■ SOURCE MATERIAL
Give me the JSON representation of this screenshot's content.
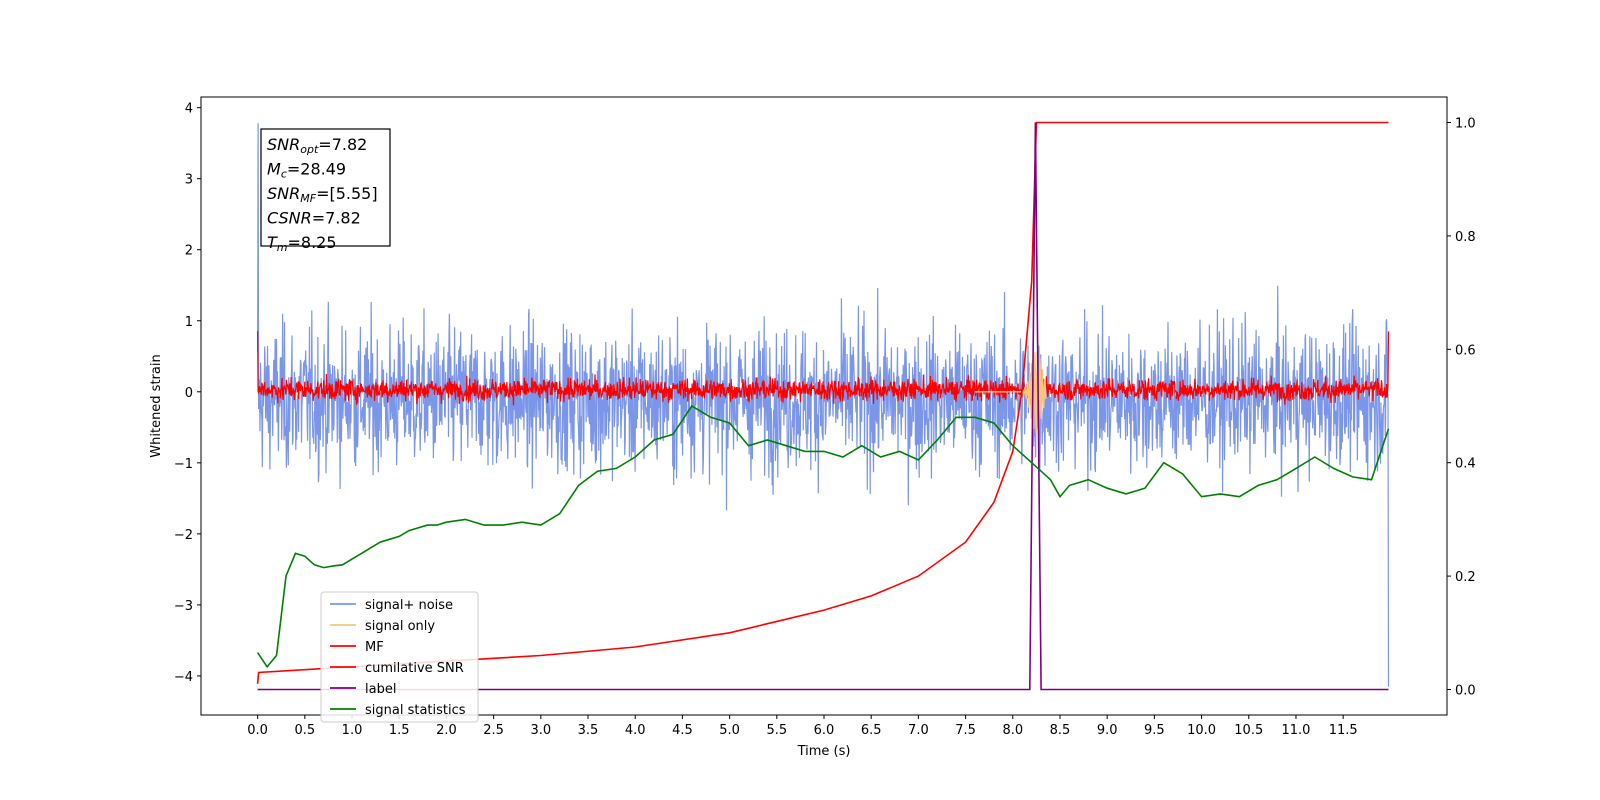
{
  "chart_data": {
    "type": "line",
    "xlabel": "Time (s)",
    "ylabel": "Whitened strain",
    "xlim": [
      -0.6,
      12.6
    ],
    "ylim": [
      -4.55,
      4.15
    ],
    "y2lim": [
      -0.045,
      1.045
    ],
    "x_ticks": [
      "0.0",
      "0.5",
      "1.0",
      "1.5",
      "2.0",
      "2.5",
      "3.0",
      "3.5",
      "4.0",
      "4.5",
      "5.0",
      "5.5",
      "6.0",
      "6.5",
      "7.0",
      "7.5",
      "8.0",
      "8.5",
      "9.0",
      "9.5",
      "10.0",
      "10.5",
      "11.0",
      "11.5"
    ],
    "y_ticks": [
      -4,
      -3,
      -2,
      -1,
      0,
      1,
      2,
      3,
      4
    ],
    "y2_ticks": [
      "0.0",
      "0.2",
      "0.4",
      "0.6",
      "0.8",
      "1.0"
    ],
    "legend_placement": "lower-left",
    "info_box": [
      {
        "base": "SNR",
        "sub": "opt",
        "value": "=7.82"
      },
      {
        "base": "M",
        "sub": "c",
        "value": "=28.49"
      },
      {
        "base": "SNR",
        "sub": "MF",
        "value": "=[5.55]"
      },
      {
        "base": "CSNR",
        "sub": "",
        "value": "=7.82"
      },
      {
        "base": "T",
        "sub": "m",
        "value": "=8.25"
      }
    ],
    "series": [
      {
        "name": "signal+ noise",
        "color": "#7b96e8",
        "axis": "left",
        "kind": "noise",
        "description_values": {
          "mean": -0.1,
          "spread": 2.0,
          "t_start": 0.0,
          "t_end": 11.98,
          "min": -4.15,
          "max": 3.78
        }
      },
      {
        "name": "signal only",
        "color": "#f5c97a",
        "axis": "left",
        "kind": "chirp",
        "description_values": {
          "peak_time": 8.25,
          "peak_amplitude": 0.6
        }
      },
      {
        "name": "MF",
        "color": "#ff0000",
        "axis": "left",
        "kind": "noise",
        "description_values": {
          "mean": 0.0,
          "spread": 0.35,
          "t_start": 0.0,
          "t_end": 11.98
        }
      },
      {
        "name": "cumilative SNR",
        "color": "#ff0000",
        "axis": "right",
        "x": [
          0.0,
          0.01,
          1.0,
          2.0,
          3.0,
          4.0,
          5.0,
          6.0,
          6.5,
          7.0,
          7.5,
          7.8,
          8.0,
          8.1,
          8.2,
          8.25,
          8.3,
          9.0,
          10.0,
          11.0,
          11.98
        ],
        "y": [
          0.01,
          0.03,
          0.04,
          0.05,
          0.06,
          0.075,
          0.1,
          0.14,
          0.165,
          0.2,
          0.26,
          0.33,
          0.42,
          0.53,
          0.72,
          1.0,
          1.0,
          1.0,
          1.0,
          1.0,
          1.0
        ]
      },
      {
        "name": "label",
        "color": "#800080",
        "axis": "right",
        "x": [
          0.0,
          8.18,
          8.24,
          8.3,
          11.98
        ],
        "y": [
          0.0,
          0.0,
          1.0,
          0.0,
          0.0
        ]
      },
      {
        "name": "signal statistics",
        "color": "#008000",
        "axis": "right",
        "x": [
          0.0,
          0.1,
          0.2,
          0.3,
          0.4,
          0.5,
          0.6,
          0.7,
          0.8,
          0.9,
          1.0,
          1.1,
          1.2,
          1.3,
          1.4,
          1.5,
          1.6,
          1.7,
          1.8,
          1.9,
          2.0,
          2.2,
          2.4,
          2.6,
          2.8,
          3.0,
          3.2,
          3.4,
          3.6,
          3.8,
          4.0,
          4.2,
          4.4,
          4.5,
          4.6,
          4.7,
          4.8,
          5.0,
          5.2,
          5.4,
          5.6,
          5.8,
          6.0,
          6.2,
          6.4,
          6.6,
          6.8,
          7.0,
          7.2,
          7.4,
          7.5,
          7.6,
          7.8,
          8.0,
          8.2,
          8.4,
          8.5,
          8.6,
          8.8,
          9.0,
          9.2,
          9.4,
          9.6,
          9.8,
          10.0,
          10.2,
          10.4,
          10.6,
          10.8,
          11.0,
          11.2,
          11.4,
          11.6,
          11.8,
          11.98
        ],
        "y": [
          0.065,
          0.04,
          0.06,
          0.2,
          0.24,
          0.235,
          0.22,
          0.215,
          0.218,
          0.22,
          0.23,
          0.24,
          0.25,
          0.26,
          0.265,
          0.27,
          0.28,
          0.285,
          0.29,
          0.29,
          0.295,
          0.3,
          0.29,
          0.29,
          0.295,
          0.29,
          0.31,
          0.36,
          0.385,
          0.39,
          0.41,
          0.44,
          0.45,
          0.475,
          0.5,
          0.49,
          0.48,
          0.47,
          0.43,
          0.44,
          0.43,
          0.42,
          0.42,
          0.41,
          0.43,
          0.41,
          0.42,
          0.405,
          0.44,
          0.48,
          0.48,
          0.48,
          0.47,
          0.43,
          0.4,
          0.37,
          0.34,
          0.36,
          0.37,
          0.355,
          0.345,
          0.355,
          0.4,
          0.38,
          0.34,
          0.345,
          0.34,
          0.36,
          0.37,
          0.39,
          0.41,
          0.39,
          0.375,
          0.37,
          0.46
        ]
      }
    ]
  }
}
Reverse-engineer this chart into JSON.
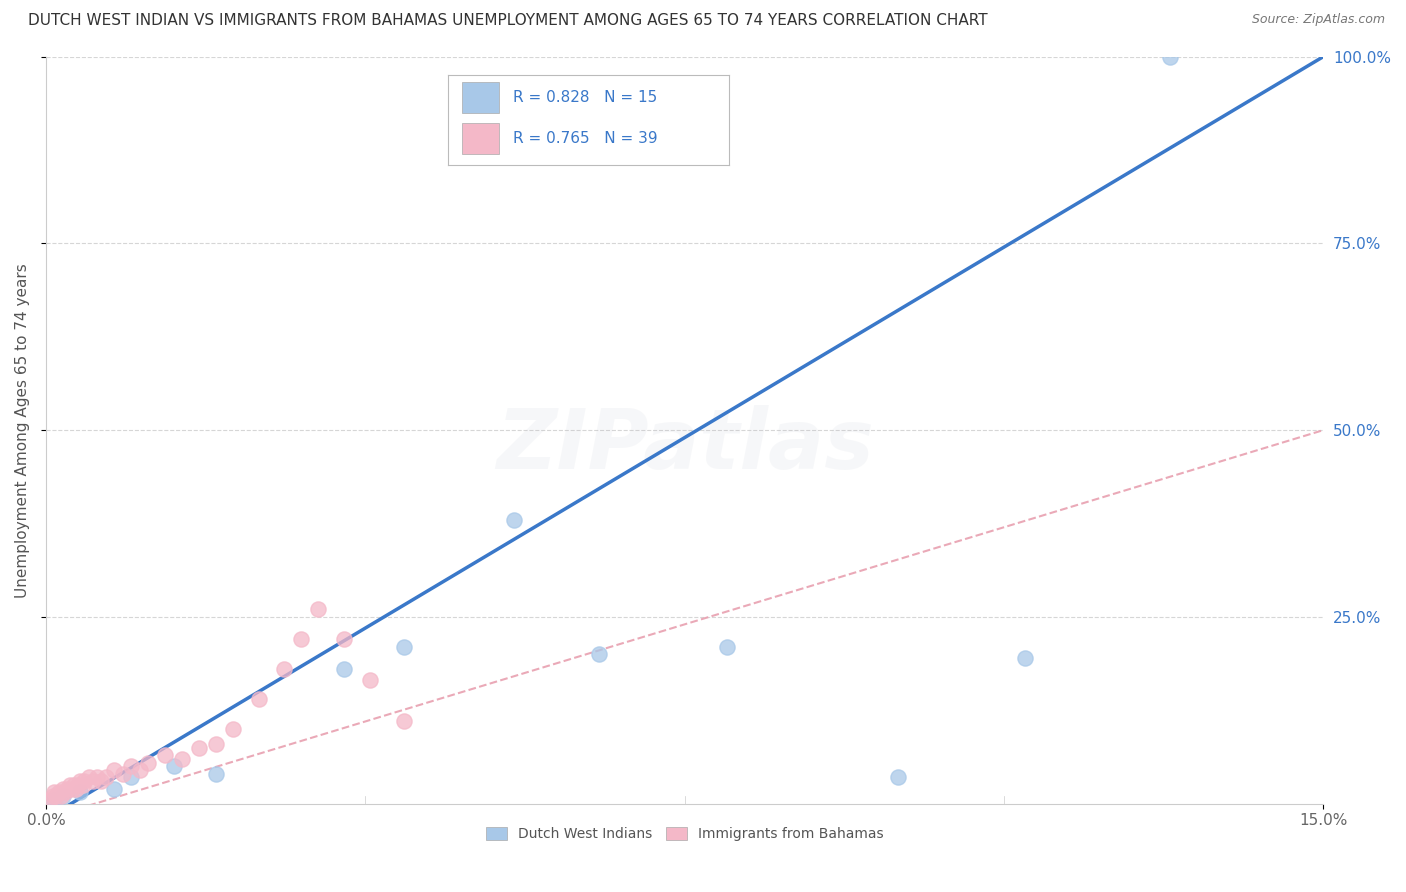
{
  "title": "DUTCH WEST INDIAN VS IMMIGRANTS FROM BAHAMAS UNEMPLOYMENT AMONG AGES 65 TO 74 YEARS CORRELATION CHART",
  "source": "Source: ZipAtlas.com",
  "ylabel": "Unemployment Among Ages 65 to 74 years",
  "xlim": [
    0.0,
    15.0
  ],
  "ylim": [
    0.0,
    100.0
  ],
  "x_ticks": [
    0.0,
    15.0
  ],
  "x_tick_labels": [
    "0.0%",
    "15.0%"
  ],
  "y_ticks": [
    25.0,
    50.0,
    75.0,
    100.0
  ],
  "y_tick_labels": [
    "25.0%",
    "50.0%",
    "75.0%",
    "100.0%"
  ],
  "legend_text_blue": "R = 0.828   N = 15",
  "legend_text_pink": "R = 0.765   N = 39",
  "legend_label_blue": "Dutch West Indians",
  "legend_label_pink": "Immigrants from Bahamas",
  "blue_scatter_color": "#a8c8e8",
  "pink_scatter_color": "#f4b8c8",
  "blue_line_color": "#3a78c9",
  "pink_line_color": "#e8a0b0",
  "legend_text_color": "#3a78c9",
  "ytick_color": "#3a78c9",
  "xtick_color": "#666666",
  "watermark": "ZIPatlas",
  "background_color": "#ffffff",
  "grid_color": "#cccccc",
  "blue_scatter_x": [
    0.1,
    0.2,
    0.4,
    0.8,
    1.0,
    1.5,
    2.0,
    3.5,
    4.2,
    5.5,
    6.5,
    8.0,
    10.0,
    11.5,
    13.2
  ],
  "blue_scatter_y": [
    0.5,
    1.0,
    1.5,
    2.0,
    3.5,
    5.0,
    4.0,
    18.0,
    21.0,
    38.0,
    20.0,
    21.0,
    3.5,
    19.5,
    100.0
  ],
  "pink_scatter_x": [
    0.05,
    0.08,
    0.1,
    0.12,
    0.15,
    0.18,
    0.2,
    0.22,
    0.25,
    0.28,
    0.3,
    0.33,
    0.35,
    0.38,
    0.4,
    0.43,
    0.45,
    0.5,
    0.55,
    0.6,
    0.65,
    0.7,
    0.8,
    0.9,
    1.0,
    1.1,
    1.2,
    1.4,
    1.6,
    1.8,
    2.0,
    2.2,
    2.5,
    2.8,
    3.0,
    3.2,
    3.5,
    3.8,
    4.2
  ],
  "pink_scatter_y": [
    0.5,
    1.0,
    1.5,
    1.0,
    1.5,
    1.0,
    2.0,
    1.5,
    2.0,
    2.5,
    2.0,
    2.5,
    2.0,
    2.5,
    3.0,
    2.5,
    3.0,
    3.5,
    3.0,
    3.5,
    3.0,
    3.5,
    4.5,
    4.0,
    5.0,
    4.5,
    5.5,
    6.5,
    6.0,
    7.5,
    8.0,
    10.0,
    14.0,
    18.0,
    22.0,
    26.0,
    22.0,
    16.5,
    11.0
  ],
  "title_fontsize": 11,
  "source_fontsize": 9,
  "axis_label_fontsize": 11,
  "tick_fontsize": 11,
  "legend_fontsize": 11,
  "watermark_fontsize": 60,
  "watermark_alpha": 0.1
}
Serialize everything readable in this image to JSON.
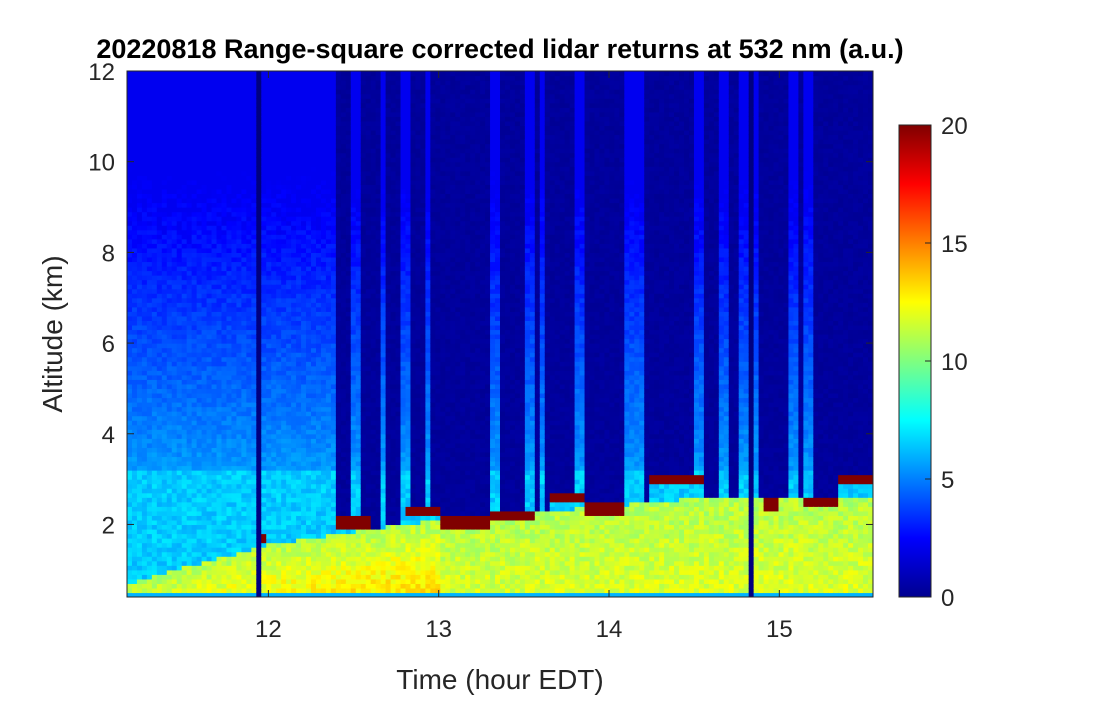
{
  "chart_data": {
    "type": "heatmap",
    "title": "20220818  Range-square corrected lidar returns at 532 nm (a.u.)",
    "xlabel": "Time (hour EDT)",
    "ylabel": "Altitude (km)",
    "xlim": [
      11.17,
      15.55
    ],
    "ylim": [
      0.4,
      12
    ],
    "x_ticks": [
      12,
      13,
      14,
      15
    ],
    "y_ticks": [
      2,
      4,
      6,
      8,
      10,
      12
    ],
    "colormap": "jet",
    "colorbar": {
      "range": [
        0,
        20
      ],
      "ticks": [
        0,
        5,
        10,
        15,
        20
      ]
    },
    "features": {
      "boundary_layer_top_km": [
        [
          11.17,
          0.7
        ],
        [
          11.5,
          1.05
        ],
        [
          12.0,
          1.55
        ],
        [
          12.5,
          1.85
        ],
        [
          12.9,
          2.05
        ],
        [
          13.3,
          2.15
        ],
        [
          13.6,
          2.3
        ],
        [
          14.0,
          2.4
        ],
        [
          14.4,
          2.55
        ],
        [
          15.0,
          2.6
        ],
        [
          15.55,
          2.6
        ]
      ],
      "residual_layer_top_km": 3.2,
      "cloud_layers": [
        {
          "t_start": 11.95,
          "t_end": 12.0,
          "alt_km": 1.7
        },
        {
          "t_start": 12.4,
          "t_end": 12.6,
          "alt_km": 2.05
        },
        {
          "t_start": 12.8,
          "t_end": 13.0,
          "alt_km": 2.3
        },
        {
          "t_start": 13.0,
          "t_end": 13.3,
          "alt_km": 2.05
        },
        {
          "t_start": 13.3,
          "t_end": 13.55,
          "alt_km": 2.2
        },
        {
          "t_start": 13.65,
          "t_end": 13.85,
          "alt_km": 2.6
        },
        {
          "t_start": 13.85,
          "t_end": 14.1,
          "alt_km": 2.35
        },
        {
          "t_start": 14.25,
          "t_end": 14.55,
          "alt_km": 3.0
        },
        {
          "t_start": 14.9,
          "t_end": 15.0,
          "alt_km": 2.45
        },
        {
          "t_start": 15.15,
          "t_end": 15.35,
          "alt_km": 2.5
        },
        {
          "t_start": 15.3,
          "t_end": 15.55,
          "alt_km": 3.0
        }
      ],
      "attenuated_columns_hours": [
        [
          12.4,
          12.47
        ],
        [
          12.53,
          12.66
        ],
        [
          12.7,
          12.77
        ],
        [
          12.82,
          12.92
        ],
        [
          12.95,
          13.3
        ],
        [
          13.35,
          13.5
        ],
        [
          13.55,
          13.58
        ],
        [
          13.62,
          13.8
        ],
        [
          13.86,
          14.1
        ],
        [
          14.2,
          14.28
        ],
        [
          14.3,
          14.5
        ],
        [
          14.55,
          14.65
        ],
        [
          14.7,
          14.75
        ],
        [
          14.87,
          14.95
        ],
        [
          14.95,
          15.05
        ],
        [
          15.1,
          15.15
        ],
        [
          15.2,
          15.55
        ]
      ],
      "data_gap_hours": [
        11.95,
        14.84
      ]
    }
  }
}
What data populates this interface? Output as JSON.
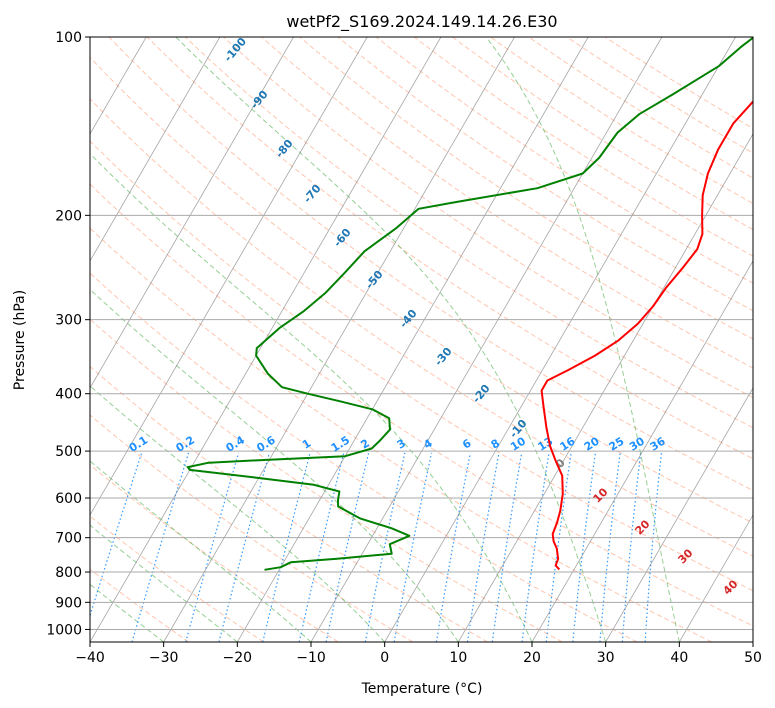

■ WHAT THE EXERCISE ASKS
Pull out and copy each line containing the string "ylabel".

■ TASK OUTPUT
    "ylabel": "Whitened strain",
  "ylabel": "Unemployment Among Ages 65 to 74 years",
    "ylabel": "Altitude (km)",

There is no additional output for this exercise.